WHAT IS REQUIRED: Leaving out the pictures, transcribe all of the records faithfully.

Records from a collection
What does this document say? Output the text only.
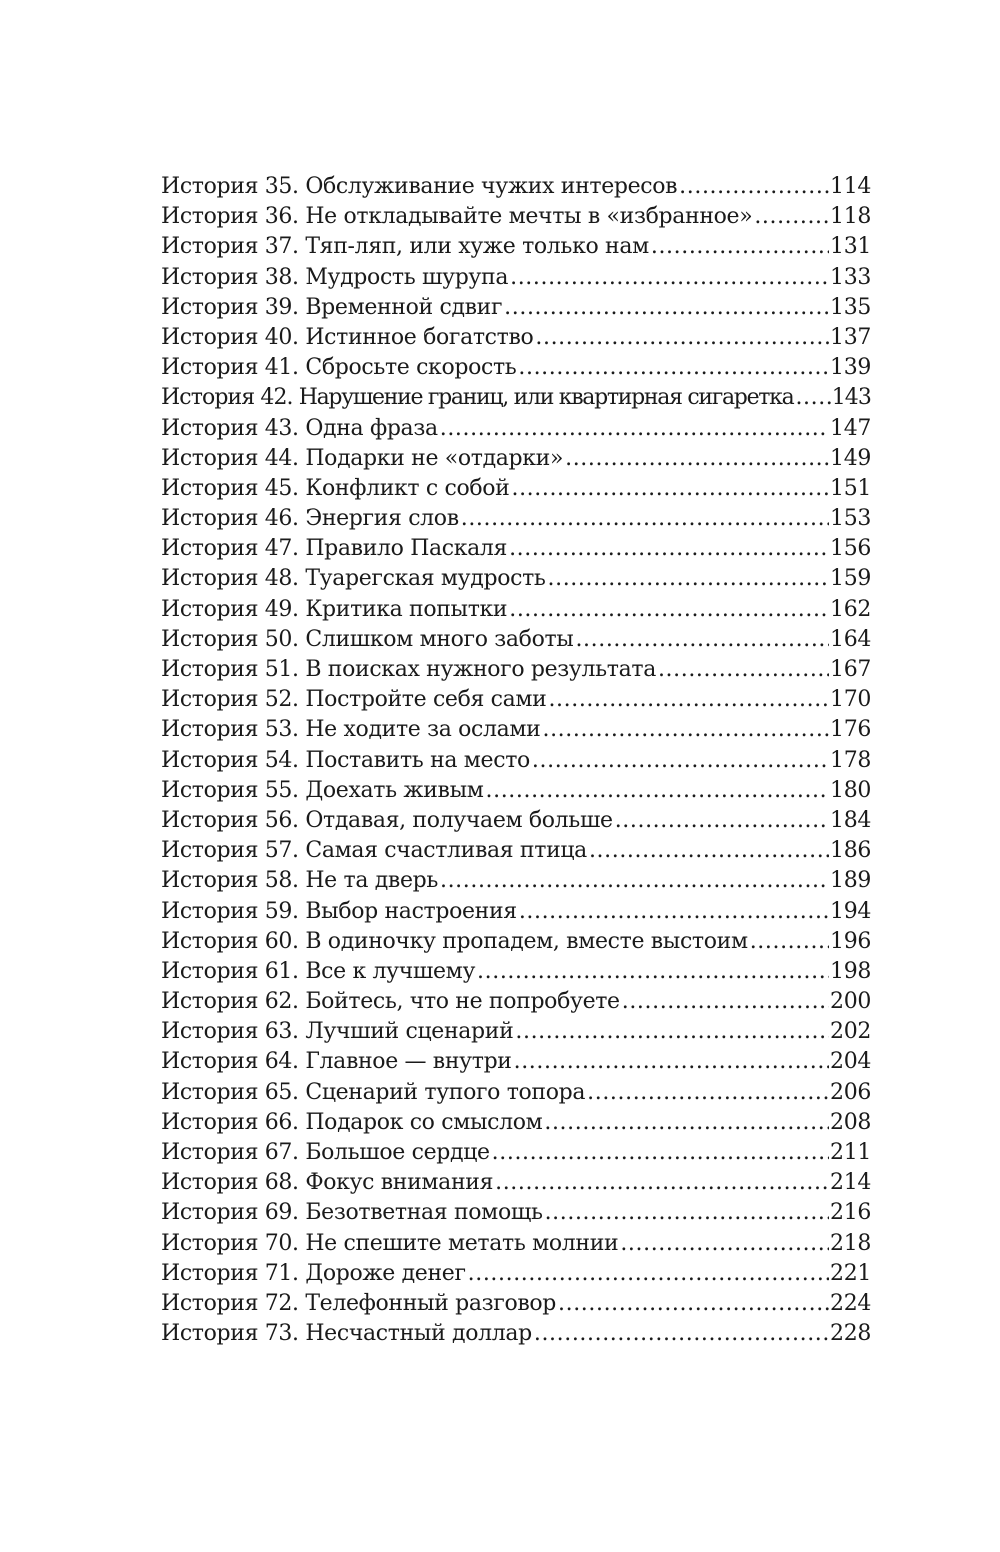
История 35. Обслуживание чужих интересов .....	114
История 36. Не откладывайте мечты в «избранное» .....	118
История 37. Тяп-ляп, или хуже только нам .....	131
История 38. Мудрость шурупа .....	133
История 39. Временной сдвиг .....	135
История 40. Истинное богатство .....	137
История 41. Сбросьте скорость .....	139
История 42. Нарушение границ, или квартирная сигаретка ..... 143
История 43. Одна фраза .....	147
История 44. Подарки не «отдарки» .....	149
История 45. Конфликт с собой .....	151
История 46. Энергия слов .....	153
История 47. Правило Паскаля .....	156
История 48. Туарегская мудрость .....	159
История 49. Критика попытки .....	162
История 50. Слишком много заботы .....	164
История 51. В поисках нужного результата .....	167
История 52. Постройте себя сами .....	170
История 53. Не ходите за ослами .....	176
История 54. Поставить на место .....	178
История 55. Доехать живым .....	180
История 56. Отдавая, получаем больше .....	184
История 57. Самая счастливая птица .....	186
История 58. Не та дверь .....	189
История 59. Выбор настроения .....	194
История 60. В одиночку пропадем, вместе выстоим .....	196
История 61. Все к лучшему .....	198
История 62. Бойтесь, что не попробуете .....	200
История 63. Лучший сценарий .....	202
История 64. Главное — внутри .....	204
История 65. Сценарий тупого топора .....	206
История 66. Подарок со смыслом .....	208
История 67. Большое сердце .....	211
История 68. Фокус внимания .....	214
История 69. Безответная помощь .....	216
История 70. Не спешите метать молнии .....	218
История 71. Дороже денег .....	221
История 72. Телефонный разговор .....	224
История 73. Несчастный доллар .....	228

RESULT OF THE EXERCISE:
What does this document say? Output the text only.
История 35. Обслуживание чужих интересов .....	114
История 36. Не откладывайте мечты в «избранное» .....	118
История 37. Тяп-ляп, или хуже только нам .....	131
История 38. Мудрость шурупа .....	133
История 39. Временной сдвиг .....	135
История 40. Истинное богатство .....	137
История 41. Сбросьте скорость .....	139
История 42. Нарушение границ, или квартирная сигаретка ..... 143
История 43. Одна фраза .....	147
История 44. Подарки не «отдарки» .....	149
История 45. Конфликт с собой .....	151
История 46. Энергия слов .....	153
История 47. Правило Паскаля .....	156
История 48. Туарегская мудрость .....	159
История 49. Критика попытки .....	162
История 50. Слишком много заботы .....	164
История 51. В поисках нужного результата .....	167
История 52. Постройте себя сами .....	170
История 53. Не ходите за ослами .....	176
История 54. Поставить на место .....	178
История 55. Доехать живым .....	180
История 56. Отдавая, получаем больше .....	184
История 57. Самая счастливая птица .....	186
История 58. Не та дверь .....	189
История 59. Выбор настроения .....	194
История 60. В одиночку пропадем, вместе выстоим .....	196
История 61. Все к лучшему .....	198
История 62. Бойтесь, что не попробуете .....	200
История 63. Лучший сценарий .....	202
История 64. Главное — внутри .....	204
История 65. Сценарий тупого топора .....	206
История 66. Подарок со смыслом .....	208
История 67. Большое сердце .....	211
История 68. Фокус внимания .....	214
История 69. Безответная помощь .....	216
История 70. Не спешите метать молнии .....	218
История 71. Дороже денег .....	221
История 72. Телефонный разговор .....	224
История 73. Несчастный доллар .....	228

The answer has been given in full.